WORK TO BE COMPLETED – Return the entries below exactly as written.

DATA EXCERPTS –

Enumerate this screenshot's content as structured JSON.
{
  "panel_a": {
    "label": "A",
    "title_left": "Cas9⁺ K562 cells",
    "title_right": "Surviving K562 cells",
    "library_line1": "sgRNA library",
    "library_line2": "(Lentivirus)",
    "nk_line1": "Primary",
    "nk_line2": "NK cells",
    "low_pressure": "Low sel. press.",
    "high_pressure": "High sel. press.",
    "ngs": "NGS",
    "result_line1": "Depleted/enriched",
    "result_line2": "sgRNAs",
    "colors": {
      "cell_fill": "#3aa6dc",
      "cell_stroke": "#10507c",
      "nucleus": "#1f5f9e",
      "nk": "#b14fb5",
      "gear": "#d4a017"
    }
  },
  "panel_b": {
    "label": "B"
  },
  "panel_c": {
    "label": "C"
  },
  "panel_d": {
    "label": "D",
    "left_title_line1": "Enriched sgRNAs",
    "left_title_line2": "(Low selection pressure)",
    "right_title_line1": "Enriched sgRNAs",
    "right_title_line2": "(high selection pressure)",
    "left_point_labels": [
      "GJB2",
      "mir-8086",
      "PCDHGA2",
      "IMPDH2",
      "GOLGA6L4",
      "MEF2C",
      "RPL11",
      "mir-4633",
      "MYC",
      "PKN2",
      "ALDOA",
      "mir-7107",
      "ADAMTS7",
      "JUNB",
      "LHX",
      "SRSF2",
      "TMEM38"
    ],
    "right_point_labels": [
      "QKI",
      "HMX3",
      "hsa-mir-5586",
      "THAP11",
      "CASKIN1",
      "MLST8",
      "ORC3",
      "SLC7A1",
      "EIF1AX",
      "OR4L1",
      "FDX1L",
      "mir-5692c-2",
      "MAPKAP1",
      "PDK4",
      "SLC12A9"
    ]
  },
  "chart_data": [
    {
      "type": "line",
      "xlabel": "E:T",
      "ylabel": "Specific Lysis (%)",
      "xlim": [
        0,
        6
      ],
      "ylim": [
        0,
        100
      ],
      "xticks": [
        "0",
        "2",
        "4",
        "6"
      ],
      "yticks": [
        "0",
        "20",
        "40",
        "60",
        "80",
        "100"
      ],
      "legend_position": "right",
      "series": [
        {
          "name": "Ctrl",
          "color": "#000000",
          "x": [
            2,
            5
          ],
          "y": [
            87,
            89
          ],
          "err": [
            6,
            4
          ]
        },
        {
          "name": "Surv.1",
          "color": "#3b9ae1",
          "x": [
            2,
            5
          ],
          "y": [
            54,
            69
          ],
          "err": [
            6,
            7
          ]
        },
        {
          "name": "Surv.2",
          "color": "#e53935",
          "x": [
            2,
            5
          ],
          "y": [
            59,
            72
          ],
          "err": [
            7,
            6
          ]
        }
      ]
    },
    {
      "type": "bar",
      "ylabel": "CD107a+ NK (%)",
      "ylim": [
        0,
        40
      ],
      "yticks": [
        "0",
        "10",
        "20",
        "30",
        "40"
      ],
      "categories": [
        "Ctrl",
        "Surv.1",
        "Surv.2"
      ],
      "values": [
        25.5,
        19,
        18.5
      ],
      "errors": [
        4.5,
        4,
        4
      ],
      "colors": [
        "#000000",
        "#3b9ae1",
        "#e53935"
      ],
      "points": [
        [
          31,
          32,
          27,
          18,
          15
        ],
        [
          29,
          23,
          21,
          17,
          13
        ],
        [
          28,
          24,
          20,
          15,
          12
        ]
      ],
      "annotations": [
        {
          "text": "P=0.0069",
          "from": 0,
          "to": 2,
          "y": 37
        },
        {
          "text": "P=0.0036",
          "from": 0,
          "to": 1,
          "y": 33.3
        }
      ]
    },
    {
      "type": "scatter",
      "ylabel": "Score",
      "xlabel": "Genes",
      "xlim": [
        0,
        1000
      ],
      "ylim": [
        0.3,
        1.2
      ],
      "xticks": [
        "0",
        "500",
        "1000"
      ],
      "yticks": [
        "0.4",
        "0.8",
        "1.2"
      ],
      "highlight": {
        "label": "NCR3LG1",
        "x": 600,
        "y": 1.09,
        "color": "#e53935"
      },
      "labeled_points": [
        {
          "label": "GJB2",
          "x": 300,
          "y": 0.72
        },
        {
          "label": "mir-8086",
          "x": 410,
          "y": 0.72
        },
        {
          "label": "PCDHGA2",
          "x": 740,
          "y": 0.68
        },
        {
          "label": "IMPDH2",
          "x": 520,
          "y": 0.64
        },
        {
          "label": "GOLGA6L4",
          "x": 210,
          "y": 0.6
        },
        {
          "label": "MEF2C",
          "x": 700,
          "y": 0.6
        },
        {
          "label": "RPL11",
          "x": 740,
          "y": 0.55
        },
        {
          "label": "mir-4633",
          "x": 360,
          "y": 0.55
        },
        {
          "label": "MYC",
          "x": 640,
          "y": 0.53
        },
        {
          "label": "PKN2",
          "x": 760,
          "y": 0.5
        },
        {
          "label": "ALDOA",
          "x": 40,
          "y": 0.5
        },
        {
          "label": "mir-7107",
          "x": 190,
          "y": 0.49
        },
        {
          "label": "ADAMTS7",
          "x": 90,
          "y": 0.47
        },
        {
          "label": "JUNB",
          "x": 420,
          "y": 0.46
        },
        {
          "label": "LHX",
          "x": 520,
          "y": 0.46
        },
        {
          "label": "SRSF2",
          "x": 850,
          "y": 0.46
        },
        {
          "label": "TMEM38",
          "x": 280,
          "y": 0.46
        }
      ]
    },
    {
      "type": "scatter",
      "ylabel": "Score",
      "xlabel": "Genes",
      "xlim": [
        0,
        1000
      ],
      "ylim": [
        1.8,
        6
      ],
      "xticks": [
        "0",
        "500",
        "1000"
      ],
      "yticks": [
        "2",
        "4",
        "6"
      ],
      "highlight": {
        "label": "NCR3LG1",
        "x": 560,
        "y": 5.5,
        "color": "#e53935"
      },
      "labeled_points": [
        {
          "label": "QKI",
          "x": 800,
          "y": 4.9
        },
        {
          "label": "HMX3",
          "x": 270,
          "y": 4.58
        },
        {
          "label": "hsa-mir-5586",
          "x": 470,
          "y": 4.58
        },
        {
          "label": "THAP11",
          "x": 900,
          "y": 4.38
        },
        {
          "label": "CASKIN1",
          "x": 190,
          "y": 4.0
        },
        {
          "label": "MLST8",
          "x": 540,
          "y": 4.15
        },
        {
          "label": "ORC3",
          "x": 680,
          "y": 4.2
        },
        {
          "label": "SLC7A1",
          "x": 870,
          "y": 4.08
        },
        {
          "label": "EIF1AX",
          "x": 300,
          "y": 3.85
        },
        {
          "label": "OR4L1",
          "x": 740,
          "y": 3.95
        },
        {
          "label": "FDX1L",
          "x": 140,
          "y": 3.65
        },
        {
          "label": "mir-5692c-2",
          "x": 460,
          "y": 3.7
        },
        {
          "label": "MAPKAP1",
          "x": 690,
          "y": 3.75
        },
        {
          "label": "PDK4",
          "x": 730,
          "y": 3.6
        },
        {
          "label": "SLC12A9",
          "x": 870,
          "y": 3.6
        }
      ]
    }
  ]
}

SOLUTION TO THE PROBLEM –
Enumerate this screenshot's content as structured JSON.
{
  "panel_a": {
    "label": "A",
    "title_left": "Cas9⁺ K562 cells",
    "title_right": "Surviving K562 cells",
    "library_line1": "sgRNA library",
    "library_line2": "(Lentivirus)",
    "nk_line1": "Primary",
    "nk_line2": "NK cells",
    "low_pressure": "Low sel. press.",
    "high_pressure": "High sel. press.",
    "ngs": "NGS",
    "result_line1": "Depleted/enriched",
    "result_line2": "sgRNAs",
    "colors": {
      "cell_fill": "#3aa6dc",
      "cell_stroke": "#10507c",
      "nucleus": "#1f5f9e",
      "nk": "#b14fb5",
      "gear": "#d4a017"
    }
  },
  "panel_b": {
    "label": "B"
  },
  "panel_c": {
    "label": "C"
  },
  "panel_d": {
    "label": "D",
    "left_title_line1": "Enriched sgRNAs",
    "left_title_line2": "(Low selection pressure)",
    "right_title_line1": "Enriched sgRNAs",
    "right_title_line2": "(high selection pressure)",
    "left_point_labels": [
      "GJB2",
      "mir-8086",
      "PCDHGA2",
      "IMPDH2",
      "GOLGA6L4",
      "MEF2C",
      "RPL11",
      "mir-4633",
      "MYC",
      "PKN2",
      "ALDOA",
      "mir-7107",
      "ADAMTS7",
      "JUNB",
      "LHX",
      "SRSF2",
      "TMEM38"
    ],
    "right_point_labels": [
      "QKI",
      "HMX3",
      "hsa-mir-5586",
      "THAP11",
      "CASKIN1",
      "MLST8",
      "ORC3",
      "SLC7A1",
      "EIF1AX",
      "OR4L1",
      "FDX1L",
      "mir-5692c-2",
      "MAPKAP1",
      "PDK4",
      "SLC12A9"
    ]
  },
  "chart_data": [
    {
      "type": "line",
      "xlabel": "E:T",
      "ylabel": "Specific Lysis (%)",
      "xlim": [
        0,
        6
      ],
      "ylim": [
        0,
        100
      ],
      "xticks": [
        "0",
        "2",
        "4",
        "6"
      ],
      "yticks": [
        "0",
        "20",
        "40",
        "60",
        "80",
        "100"
      ],
      "legend_position": "right",
      "series": [
        {
          "name": "Ctrl",
          "color": "#000000",
          "x": [
            2,
            5
          ],
          "y": [
            87,
            89
          ],
          "err": [
            6,
            4
          ]
        },
        {
          "name": "Surv.1",
          "color": "#3b9ae1",
          "x": [
            2,
            5
          ],
          "y": [
            54,
            69
          ],
          "err": [
            6,
            7
          ]
        },
        {
          "name": "Surv.2",
          "color": "#e53935",
          "x": [
            2,
            5
          ],
          "y": [
            59,
            72
          ],
          "err": [
            7,
            6
          ]
        }
      ]
    },
    {
      "type": "bar",
      "ylabel": "CD107a+ NK (%)",
      "ylim": [
        0,
        40
      ],
      "yticks": [
        "0",
        "10",
        "20",
        "30",
        "40"
      ],
      "categories": [
        "Ctrl",
        "Surv.1",
        "Surv.2"
      ],
      "values": [
        25.5,
        19,
        18.5
      ],
      "errors": [
        4.5,
        4,
        4
      ],
      "colors": [
        "#000000",
        "#3b9ae1",
        "#e53935"
      ],
      "points": [
        [
          31,
          32,
          27,
          18,
          15
        ],
        [
          29,
          23,
          21,
          17,
          13
        ],
        [
          28,
          24,
          20,
          15,
          12
        ]
      ],
      "annotations": [
        {
          "text": "P=0.0069",
          "from": 0,
          "to": 2,
          "y": 37
        },
        {
          "text": "P=0.0036",
          "from": 0,
          "to": 1,
          "y": 33.3
        }
      ]
    },
    {
      "type": "scatter",
      "ylabel": "Score",
      "xlabel": "Genes",
      "xlim": [
        0,
        1000
      ],
      "ylim": [
        0.3,
        1.2
      ],
      "xticks": [
        "0",
        "500",
        "1000"
      ],
      "yticks": [
        "0.4",
        "0.8",
        "1.2"
      ],
      "highlight": {
        "label": "NCR3LG1",
        "x": 600,
        "y": 1.09,
        "color": "#e53935"
      },
      "labeled_points": [
        {
          "label": "GJB2",
          "x": 300,
          "y": 0.72
        },
        {
          "label": "mir-8086",
          "x": 410,
          "y": 0.72
        },
        {
          "label": "PCDHGA2",
          "x": 740,
          "y": 0.68
        },
        {
          "label": "IMPDH2",
          "x": 520,
          "y": 0.64
        },
        {
          "label": "GOLGA6L4",
          "x": 210,
          "y": 0.6
        },
        {
          "label": "MEF2C",
          "x": 700,
          "y": 0.6
        },
        {
          "label": "RPL11",
          "x": 740,
          "y": 0.55
        },
        {
          "label": "mir-4633",
          "x": 360,
          "y": 0.55
        },
        {
          "label": "MYC",
          "x": 640,
          "y": 0.53
        },
        {
          "label": "PKN2",
          "x": 760,
          "y": 0.5
        },
        {
          "label": "ALDOA",
          "x": 40,
          "y": 0.5
        },
        {
          "label": "mir-7107",
          "x": 190,
          "y": 0.49
        },
        {
          "label": "ADAMTS7",
          "x": 90,
          "y": 0.47
        },
        {
          "label": "JUNB",
          "x": 420,
          "y": 0.46
        },
        {
          "label": "LHX",
          "x": 520,
          "y": 0.46
        },
        {
          "label": "SRSF2",
          "x": 850,
          "y": 0.46
        },
        {
          "label": "TMEM38",
          "x": 280,
          "y": 0.46
        }
      ]
    },
    {
      "type": "scatter",
      "ylabel": "Score",
      "xlabel": "Genes",
      "xlim": [
        0,
        1000
      ],
      "ylim": [
        1.8,
        6
      ],
      "xticks": [
        "0",
        "500",
        "1000"
      ],
      "yticks": [
        "2",
        "4",
        "6"
      ],
      "highlight": {
        "label": "NCR3LG1",
        "x": 560,
        "y": 5.5,
        "color": "#e53935"
      },
      "labeled_points": [
        {
          "label": "QKI",
          "x": 800,
          "y": 4.9
        },
        {
          "label": "HMX3",
          "x": 270,
          "y": 4.58
        },
        {
          "label": "hsa-mir-5586",
          "x": 470,
          "y": 4.58
        },
        {
          "label": "THAP11",
          "x": 900,
          "y": 4.38
        },
        {
          "label": "CASKIN1",
          "x": 190,
          "y": 4.0
        },
        {
          "label": "MLST8",
          "x": 540,
          "y": 4.15
        },
        {
          "label": "ORC3",
          "x": 680,
          "y": 4.2
        },
        {
          "label": "SLC7A1",
          "x": 870,
          "y": 4.08
        },
        {
          "label": "EIF1AX",
          "x": 300,
          "y": 3.85
        },
        {
          "label": "OR4L1",
          "x": 740,
          "y": 3.95
        },
        {
          "label": "FDX1L",
          "x": 140,
          "y": 3.65
        },
        {
          "label": "mir-5692c-2",
          "x": 460,
          "y": 3.7
        },
        {
          "label": "MAPKAP1",
          "x": 690,
          "y": 3.75
        },
        {
          "label": "PDK4",
          "x": 730,
          "y": 3.6
        },
        {
          "label": "SLC12A9",
          "x": 870,
          "y": 3.6
        }
      ]
    }
  ]
}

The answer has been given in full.